▶ Data listing
⁂

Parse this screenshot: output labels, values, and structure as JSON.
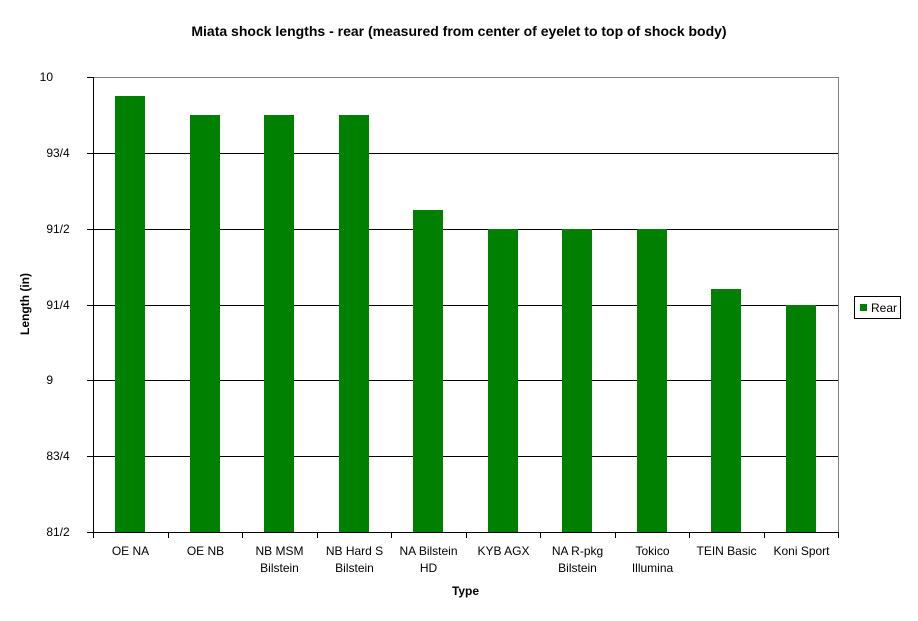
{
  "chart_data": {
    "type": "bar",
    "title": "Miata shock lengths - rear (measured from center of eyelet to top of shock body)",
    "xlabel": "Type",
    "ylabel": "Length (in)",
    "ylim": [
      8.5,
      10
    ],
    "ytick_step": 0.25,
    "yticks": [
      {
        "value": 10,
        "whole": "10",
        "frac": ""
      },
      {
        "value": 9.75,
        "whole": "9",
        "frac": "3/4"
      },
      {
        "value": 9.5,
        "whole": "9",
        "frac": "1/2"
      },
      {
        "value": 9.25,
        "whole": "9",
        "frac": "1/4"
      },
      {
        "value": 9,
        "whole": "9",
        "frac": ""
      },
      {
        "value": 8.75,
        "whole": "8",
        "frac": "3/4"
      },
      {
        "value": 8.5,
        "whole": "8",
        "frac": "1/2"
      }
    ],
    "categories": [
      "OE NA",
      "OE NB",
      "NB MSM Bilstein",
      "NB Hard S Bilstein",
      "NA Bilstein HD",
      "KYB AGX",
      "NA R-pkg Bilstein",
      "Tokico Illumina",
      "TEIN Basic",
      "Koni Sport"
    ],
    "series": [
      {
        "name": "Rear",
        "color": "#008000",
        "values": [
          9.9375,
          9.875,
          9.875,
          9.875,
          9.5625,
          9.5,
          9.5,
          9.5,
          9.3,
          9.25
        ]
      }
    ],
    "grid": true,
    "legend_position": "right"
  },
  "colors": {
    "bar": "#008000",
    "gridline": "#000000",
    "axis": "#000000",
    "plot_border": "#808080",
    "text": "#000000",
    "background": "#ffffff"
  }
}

⁂

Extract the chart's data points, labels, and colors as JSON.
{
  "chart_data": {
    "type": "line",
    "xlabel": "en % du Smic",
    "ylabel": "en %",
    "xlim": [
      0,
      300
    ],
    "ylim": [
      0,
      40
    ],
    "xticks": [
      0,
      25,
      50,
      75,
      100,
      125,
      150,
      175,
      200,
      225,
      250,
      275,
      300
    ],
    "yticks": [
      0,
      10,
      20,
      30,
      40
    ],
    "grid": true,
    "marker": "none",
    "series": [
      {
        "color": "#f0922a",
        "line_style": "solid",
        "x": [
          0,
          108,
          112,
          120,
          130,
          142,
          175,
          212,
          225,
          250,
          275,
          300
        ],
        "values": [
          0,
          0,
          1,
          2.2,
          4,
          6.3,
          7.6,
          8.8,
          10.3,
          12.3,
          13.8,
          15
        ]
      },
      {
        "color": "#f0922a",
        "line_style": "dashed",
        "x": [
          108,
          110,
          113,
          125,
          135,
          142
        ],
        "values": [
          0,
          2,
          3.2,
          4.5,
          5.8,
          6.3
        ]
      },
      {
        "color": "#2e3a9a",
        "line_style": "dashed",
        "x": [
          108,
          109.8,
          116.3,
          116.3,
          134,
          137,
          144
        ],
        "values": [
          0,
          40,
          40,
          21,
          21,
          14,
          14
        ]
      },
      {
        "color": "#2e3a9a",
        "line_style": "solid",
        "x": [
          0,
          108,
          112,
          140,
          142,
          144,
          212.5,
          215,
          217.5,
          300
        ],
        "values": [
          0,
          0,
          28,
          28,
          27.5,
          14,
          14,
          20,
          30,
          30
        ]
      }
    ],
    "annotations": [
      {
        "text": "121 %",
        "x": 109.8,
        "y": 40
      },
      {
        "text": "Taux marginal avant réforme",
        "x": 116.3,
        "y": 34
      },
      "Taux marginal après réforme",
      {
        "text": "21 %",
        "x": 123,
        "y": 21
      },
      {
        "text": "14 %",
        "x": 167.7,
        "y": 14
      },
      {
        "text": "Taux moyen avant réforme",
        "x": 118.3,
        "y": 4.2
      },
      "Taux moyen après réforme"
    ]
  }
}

⁂

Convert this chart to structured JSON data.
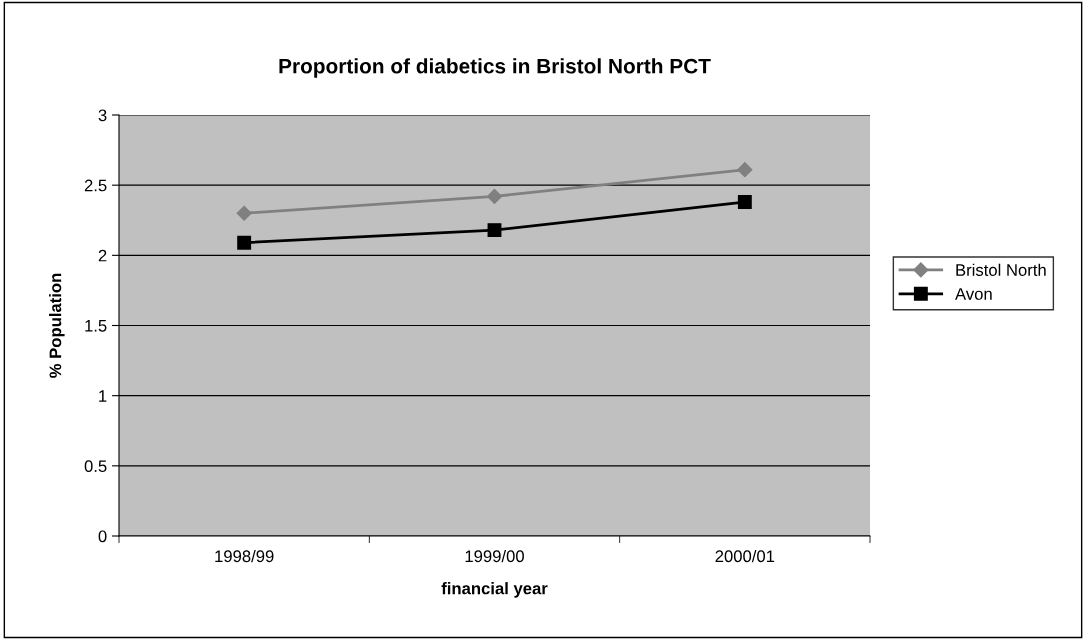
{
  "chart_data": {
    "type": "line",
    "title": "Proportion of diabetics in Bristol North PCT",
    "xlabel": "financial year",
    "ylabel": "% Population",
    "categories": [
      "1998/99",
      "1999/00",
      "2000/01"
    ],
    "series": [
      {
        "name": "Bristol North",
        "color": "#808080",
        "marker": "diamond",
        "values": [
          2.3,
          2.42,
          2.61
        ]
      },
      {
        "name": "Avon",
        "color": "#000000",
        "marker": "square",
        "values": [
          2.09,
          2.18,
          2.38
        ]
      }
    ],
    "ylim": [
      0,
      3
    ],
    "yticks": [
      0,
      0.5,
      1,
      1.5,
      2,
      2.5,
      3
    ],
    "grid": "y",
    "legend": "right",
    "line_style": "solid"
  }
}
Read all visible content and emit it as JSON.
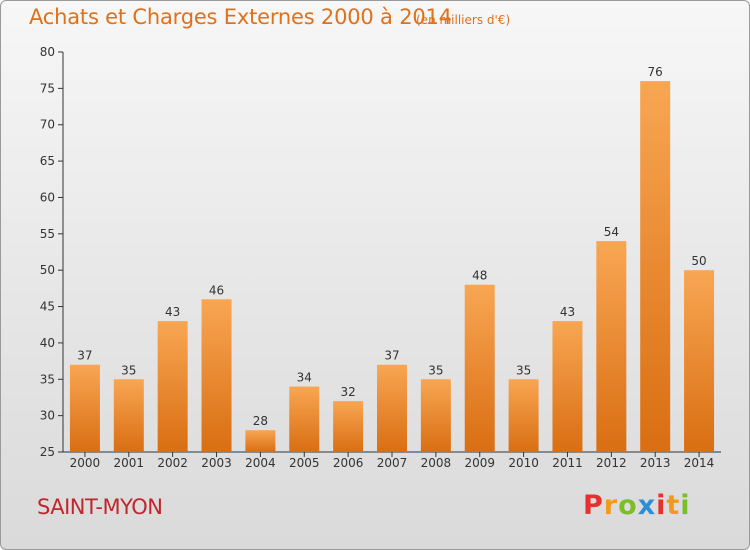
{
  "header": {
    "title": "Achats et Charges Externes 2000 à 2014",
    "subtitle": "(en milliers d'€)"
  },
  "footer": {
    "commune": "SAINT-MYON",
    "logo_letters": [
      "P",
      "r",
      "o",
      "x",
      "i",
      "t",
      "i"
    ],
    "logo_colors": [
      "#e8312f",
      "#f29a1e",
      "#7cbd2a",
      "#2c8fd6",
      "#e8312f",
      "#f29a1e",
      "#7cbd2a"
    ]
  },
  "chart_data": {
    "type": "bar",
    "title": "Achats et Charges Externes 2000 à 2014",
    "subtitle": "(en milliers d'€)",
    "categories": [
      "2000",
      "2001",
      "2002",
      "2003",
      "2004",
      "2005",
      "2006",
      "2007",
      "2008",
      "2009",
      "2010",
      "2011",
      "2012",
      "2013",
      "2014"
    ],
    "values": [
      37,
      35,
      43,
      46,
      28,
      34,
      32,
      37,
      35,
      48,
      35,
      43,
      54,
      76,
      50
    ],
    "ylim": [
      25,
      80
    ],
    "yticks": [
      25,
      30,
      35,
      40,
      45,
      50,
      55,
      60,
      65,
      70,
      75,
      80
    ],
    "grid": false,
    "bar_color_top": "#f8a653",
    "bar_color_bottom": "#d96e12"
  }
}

⁂

▶ Exercise directions
Search the data for the word "right" and copy each line where it appears.

▶ Response to the task
    "legend_position": "right"
    "legend": "right",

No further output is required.